(Listed entries)
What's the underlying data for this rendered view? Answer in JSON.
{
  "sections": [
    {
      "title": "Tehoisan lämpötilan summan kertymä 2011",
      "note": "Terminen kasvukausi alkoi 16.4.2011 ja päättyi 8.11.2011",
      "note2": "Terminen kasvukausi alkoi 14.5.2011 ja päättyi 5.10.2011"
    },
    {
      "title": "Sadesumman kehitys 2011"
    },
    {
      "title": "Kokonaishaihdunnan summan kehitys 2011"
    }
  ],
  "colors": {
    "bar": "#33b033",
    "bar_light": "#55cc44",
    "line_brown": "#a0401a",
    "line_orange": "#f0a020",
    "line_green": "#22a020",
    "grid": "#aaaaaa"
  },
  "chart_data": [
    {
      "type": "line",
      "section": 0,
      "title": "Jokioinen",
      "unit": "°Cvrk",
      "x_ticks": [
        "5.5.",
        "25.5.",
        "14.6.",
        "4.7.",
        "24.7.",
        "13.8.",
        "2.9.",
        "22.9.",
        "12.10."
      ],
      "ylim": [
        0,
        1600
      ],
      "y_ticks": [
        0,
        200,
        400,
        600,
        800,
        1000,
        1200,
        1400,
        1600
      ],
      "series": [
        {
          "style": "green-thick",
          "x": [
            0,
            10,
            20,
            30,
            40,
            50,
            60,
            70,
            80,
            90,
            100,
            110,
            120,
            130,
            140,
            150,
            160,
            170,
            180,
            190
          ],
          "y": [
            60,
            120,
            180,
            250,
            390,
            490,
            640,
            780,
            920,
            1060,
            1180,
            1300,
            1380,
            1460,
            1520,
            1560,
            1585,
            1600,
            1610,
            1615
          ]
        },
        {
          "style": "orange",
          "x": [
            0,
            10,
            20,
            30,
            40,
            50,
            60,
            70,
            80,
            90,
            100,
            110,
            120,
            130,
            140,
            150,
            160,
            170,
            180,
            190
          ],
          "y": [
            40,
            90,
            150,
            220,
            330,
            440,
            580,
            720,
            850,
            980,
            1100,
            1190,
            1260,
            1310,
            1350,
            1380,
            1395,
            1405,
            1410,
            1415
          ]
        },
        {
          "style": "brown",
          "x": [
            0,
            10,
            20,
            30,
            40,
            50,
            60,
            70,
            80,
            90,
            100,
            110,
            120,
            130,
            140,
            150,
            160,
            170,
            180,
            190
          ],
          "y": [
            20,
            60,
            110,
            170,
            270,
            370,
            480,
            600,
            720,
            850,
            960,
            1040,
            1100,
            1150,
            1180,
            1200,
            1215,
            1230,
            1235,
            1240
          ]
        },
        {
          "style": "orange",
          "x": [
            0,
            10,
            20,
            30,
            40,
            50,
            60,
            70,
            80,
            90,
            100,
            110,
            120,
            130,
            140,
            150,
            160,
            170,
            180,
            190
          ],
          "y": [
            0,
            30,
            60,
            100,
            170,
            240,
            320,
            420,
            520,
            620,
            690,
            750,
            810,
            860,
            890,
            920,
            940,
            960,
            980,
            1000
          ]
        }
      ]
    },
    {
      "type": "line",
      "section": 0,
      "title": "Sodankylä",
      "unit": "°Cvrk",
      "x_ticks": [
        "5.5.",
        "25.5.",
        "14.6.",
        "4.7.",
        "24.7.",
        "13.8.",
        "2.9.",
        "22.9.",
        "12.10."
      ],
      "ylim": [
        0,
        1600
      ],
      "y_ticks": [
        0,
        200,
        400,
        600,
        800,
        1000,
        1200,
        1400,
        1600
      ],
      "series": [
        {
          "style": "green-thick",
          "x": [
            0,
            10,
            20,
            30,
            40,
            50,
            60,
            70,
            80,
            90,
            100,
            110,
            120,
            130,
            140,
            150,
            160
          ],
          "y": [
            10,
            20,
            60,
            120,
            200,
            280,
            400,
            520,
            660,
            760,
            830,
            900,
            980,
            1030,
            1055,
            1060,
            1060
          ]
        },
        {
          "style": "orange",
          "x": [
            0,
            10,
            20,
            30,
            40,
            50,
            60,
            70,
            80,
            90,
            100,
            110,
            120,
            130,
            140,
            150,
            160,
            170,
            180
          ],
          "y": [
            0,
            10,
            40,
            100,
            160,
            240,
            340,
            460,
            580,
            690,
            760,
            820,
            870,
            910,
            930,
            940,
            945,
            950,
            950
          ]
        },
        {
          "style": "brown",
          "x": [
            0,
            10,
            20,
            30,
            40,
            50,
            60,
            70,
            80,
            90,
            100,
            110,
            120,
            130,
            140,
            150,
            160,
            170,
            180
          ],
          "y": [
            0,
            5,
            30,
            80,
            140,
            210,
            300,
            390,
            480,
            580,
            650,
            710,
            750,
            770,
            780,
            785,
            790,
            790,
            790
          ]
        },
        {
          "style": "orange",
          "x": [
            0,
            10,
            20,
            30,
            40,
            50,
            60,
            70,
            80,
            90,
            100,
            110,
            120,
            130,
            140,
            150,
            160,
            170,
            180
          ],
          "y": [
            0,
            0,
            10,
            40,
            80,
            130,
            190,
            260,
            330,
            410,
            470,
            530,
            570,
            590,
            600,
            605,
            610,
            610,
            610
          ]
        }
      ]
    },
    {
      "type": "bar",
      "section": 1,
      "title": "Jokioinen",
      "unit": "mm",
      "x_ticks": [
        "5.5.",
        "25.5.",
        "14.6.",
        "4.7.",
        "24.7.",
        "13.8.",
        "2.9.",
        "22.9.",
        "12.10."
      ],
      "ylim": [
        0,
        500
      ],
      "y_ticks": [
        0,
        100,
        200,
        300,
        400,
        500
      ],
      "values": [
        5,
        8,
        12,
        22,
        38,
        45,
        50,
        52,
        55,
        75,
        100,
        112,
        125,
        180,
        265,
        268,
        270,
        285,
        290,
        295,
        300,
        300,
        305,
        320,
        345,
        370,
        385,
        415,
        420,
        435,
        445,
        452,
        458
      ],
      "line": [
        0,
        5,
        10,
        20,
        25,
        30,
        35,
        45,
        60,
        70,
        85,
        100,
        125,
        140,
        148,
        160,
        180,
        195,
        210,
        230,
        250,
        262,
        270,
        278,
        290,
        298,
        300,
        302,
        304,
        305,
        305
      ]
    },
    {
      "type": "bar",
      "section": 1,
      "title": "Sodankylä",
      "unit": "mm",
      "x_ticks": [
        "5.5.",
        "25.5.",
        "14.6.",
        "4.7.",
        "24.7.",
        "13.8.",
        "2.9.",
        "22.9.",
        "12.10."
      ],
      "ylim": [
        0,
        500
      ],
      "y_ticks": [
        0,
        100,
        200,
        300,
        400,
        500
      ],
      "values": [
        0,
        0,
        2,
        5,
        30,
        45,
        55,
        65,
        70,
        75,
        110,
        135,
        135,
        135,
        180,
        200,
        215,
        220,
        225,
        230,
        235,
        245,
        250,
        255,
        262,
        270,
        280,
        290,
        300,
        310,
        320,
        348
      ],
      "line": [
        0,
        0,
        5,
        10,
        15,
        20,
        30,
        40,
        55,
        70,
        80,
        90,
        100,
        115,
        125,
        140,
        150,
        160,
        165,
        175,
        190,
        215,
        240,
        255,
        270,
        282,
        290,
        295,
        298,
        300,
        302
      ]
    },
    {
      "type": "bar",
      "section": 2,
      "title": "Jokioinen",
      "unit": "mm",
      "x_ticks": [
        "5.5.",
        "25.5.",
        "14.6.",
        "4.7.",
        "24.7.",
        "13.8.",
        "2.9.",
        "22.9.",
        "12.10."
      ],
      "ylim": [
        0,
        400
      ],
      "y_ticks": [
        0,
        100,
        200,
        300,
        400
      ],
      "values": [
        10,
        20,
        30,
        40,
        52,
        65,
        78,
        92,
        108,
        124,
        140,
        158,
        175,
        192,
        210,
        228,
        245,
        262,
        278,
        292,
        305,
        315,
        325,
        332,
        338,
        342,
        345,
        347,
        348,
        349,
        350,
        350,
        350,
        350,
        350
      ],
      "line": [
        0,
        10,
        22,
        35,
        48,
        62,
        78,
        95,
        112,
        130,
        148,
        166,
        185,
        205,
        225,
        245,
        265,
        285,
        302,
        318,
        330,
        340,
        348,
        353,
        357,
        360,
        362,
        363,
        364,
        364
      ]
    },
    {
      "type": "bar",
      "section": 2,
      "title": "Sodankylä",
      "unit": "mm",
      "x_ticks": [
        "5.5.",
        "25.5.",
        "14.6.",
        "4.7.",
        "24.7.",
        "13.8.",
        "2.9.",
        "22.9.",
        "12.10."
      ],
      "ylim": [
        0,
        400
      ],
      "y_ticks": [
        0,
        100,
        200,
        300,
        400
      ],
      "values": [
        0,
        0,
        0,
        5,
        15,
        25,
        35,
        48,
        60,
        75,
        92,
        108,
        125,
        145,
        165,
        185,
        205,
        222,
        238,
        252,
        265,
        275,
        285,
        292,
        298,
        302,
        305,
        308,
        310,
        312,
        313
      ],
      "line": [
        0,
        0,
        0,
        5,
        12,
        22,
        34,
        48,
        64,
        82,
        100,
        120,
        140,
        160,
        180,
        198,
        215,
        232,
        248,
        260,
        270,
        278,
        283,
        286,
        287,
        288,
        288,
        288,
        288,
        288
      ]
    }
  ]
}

==

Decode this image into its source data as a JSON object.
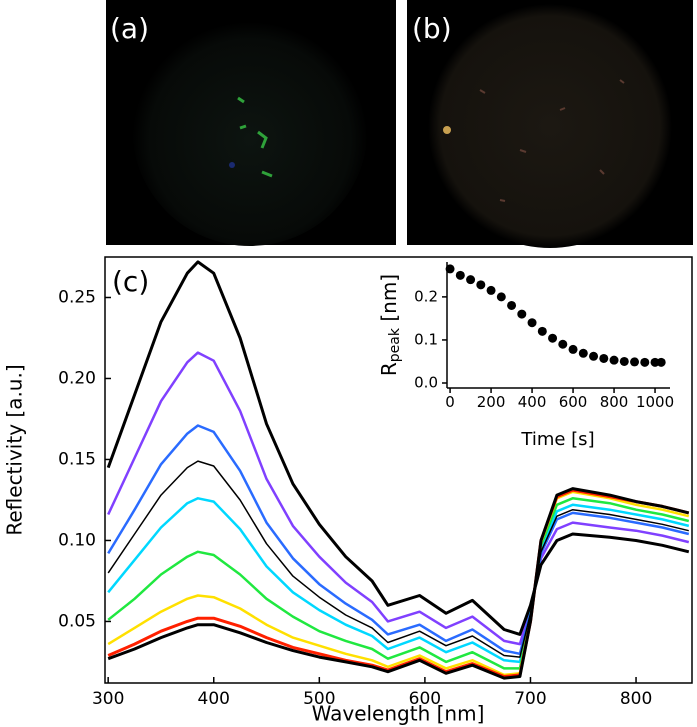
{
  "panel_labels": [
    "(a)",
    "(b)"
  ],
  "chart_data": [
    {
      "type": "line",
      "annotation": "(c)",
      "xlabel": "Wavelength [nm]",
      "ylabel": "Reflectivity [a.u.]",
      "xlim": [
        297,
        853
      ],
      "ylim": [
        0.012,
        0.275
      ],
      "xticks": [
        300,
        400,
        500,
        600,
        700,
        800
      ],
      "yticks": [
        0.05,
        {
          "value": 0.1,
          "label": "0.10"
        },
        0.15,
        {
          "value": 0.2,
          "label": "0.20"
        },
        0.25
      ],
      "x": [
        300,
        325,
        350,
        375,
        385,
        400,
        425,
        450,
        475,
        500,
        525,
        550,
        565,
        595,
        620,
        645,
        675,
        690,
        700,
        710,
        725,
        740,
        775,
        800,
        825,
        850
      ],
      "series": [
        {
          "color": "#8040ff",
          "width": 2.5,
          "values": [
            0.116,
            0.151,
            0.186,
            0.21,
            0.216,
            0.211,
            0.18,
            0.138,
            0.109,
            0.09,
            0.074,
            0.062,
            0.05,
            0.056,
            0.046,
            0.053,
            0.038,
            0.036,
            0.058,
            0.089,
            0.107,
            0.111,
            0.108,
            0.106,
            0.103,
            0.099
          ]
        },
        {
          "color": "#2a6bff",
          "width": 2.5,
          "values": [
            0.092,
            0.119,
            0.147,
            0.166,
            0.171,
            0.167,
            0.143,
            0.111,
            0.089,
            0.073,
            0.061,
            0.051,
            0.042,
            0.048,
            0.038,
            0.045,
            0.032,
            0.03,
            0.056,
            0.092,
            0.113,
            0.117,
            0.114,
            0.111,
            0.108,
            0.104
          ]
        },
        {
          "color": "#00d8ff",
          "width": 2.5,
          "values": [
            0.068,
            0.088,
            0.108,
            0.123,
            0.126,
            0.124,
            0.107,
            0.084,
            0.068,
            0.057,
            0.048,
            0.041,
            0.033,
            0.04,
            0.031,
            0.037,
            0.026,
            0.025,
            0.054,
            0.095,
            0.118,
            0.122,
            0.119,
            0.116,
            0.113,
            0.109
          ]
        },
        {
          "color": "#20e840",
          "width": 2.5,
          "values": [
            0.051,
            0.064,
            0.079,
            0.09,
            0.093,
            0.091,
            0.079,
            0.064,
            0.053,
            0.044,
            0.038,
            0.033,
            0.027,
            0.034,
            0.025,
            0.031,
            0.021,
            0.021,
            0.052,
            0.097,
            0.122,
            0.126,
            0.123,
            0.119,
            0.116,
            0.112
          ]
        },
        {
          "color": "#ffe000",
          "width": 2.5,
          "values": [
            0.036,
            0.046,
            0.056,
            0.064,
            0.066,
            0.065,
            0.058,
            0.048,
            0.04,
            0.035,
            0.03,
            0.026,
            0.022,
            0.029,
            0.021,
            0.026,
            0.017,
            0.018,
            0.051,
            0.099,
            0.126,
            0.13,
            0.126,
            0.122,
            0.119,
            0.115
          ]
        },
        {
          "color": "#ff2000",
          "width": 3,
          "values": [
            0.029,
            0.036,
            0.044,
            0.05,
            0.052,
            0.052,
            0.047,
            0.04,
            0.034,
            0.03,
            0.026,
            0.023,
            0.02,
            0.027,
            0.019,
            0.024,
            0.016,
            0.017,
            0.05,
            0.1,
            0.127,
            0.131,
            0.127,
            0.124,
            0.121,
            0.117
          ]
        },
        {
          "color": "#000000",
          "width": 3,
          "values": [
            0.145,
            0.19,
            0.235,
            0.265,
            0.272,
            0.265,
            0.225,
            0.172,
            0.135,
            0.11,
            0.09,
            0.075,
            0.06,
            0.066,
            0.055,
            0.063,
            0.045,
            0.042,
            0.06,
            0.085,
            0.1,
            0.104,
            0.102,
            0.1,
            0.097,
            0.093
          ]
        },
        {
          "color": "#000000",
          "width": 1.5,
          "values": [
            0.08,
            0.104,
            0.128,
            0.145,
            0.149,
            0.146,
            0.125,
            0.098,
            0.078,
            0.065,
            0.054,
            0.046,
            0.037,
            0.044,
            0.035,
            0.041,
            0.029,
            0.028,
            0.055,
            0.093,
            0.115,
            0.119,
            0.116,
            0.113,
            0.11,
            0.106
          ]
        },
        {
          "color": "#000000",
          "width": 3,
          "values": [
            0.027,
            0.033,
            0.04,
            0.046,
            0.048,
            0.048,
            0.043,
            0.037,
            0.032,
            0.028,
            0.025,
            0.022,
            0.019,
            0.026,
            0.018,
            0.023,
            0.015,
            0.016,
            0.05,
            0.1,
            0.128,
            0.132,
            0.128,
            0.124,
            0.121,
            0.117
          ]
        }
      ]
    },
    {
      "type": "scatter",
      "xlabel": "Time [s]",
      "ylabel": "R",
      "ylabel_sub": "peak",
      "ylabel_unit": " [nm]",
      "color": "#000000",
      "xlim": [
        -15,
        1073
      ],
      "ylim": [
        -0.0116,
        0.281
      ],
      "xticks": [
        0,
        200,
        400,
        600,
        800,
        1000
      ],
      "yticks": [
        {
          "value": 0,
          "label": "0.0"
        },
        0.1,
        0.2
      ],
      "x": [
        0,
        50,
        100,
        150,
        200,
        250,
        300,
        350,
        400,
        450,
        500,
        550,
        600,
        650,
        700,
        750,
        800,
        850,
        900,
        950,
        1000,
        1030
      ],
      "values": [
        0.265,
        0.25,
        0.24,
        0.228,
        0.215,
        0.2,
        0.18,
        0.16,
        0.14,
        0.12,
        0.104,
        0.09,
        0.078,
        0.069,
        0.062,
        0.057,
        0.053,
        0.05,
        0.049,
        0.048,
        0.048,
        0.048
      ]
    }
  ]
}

(Stated problem) Which lines contain the word "päättyi"? Copy each one.

(Full output)
      "note": "Terminen kasvukausi alkoi 16.4.2011 ja päättyi 8.11.2011",
      "note2": "Terminen kasvukausi alkoi 14.5.2011 ja päättyi 5.10.2011"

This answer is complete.